(WHAT THE EXERCISE ASKS)
In the following material, identify every line holding the string "ylabel" and return it.

Items from a figure collection
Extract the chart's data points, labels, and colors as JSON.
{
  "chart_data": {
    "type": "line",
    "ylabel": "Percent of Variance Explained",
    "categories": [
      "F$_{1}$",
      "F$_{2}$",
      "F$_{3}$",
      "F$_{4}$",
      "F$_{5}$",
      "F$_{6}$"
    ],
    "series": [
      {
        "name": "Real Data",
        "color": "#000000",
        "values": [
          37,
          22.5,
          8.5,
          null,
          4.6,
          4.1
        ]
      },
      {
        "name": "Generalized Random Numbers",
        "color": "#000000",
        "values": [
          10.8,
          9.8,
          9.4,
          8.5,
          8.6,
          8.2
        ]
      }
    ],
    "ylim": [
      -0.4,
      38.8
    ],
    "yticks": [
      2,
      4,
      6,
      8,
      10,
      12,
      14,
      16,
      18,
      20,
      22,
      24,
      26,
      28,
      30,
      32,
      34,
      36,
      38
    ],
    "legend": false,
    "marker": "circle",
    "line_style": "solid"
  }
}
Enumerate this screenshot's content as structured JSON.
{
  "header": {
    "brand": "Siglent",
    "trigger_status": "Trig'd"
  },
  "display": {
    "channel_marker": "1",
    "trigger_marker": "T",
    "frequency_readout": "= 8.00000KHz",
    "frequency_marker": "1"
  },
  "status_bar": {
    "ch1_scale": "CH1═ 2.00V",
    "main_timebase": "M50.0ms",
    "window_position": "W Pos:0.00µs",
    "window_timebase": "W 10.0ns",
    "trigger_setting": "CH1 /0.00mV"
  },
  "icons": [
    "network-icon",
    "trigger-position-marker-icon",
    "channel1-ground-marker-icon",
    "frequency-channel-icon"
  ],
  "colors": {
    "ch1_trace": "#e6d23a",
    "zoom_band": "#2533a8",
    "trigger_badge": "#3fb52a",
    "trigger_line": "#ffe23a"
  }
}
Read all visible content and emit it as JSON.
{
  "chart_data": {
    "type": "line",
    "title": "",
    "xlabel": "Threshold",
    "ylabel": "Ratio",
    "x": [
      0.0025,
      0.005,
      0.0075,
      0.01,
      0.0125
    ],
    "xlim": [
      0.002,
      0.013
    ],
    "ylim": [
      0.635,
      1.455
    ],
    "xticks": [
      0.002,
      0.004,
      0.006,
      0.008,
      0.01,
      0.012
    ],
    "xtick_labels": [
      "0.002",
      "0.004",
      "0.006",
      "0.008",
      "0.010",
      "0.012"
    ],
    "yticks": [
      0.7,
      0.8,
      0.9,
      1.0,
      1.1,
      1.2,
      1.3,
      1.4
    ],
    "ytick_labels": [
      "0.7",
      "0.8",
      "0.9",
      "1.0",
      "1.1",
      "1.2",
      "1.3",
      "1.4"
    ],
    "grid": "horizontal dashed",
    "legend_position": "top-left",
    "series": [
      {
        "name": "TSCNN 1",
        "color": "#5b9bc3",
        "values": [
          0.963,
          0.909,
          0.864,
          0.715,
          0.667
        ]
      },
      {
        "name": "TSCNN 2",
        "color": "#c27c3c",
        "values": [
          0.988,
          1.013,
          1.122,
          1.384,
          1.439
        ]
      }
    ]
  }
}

(WRITTEN RESPONSE)
    "ylabel": "Percent of Variance Explained",
    "ylabel": "Ratio",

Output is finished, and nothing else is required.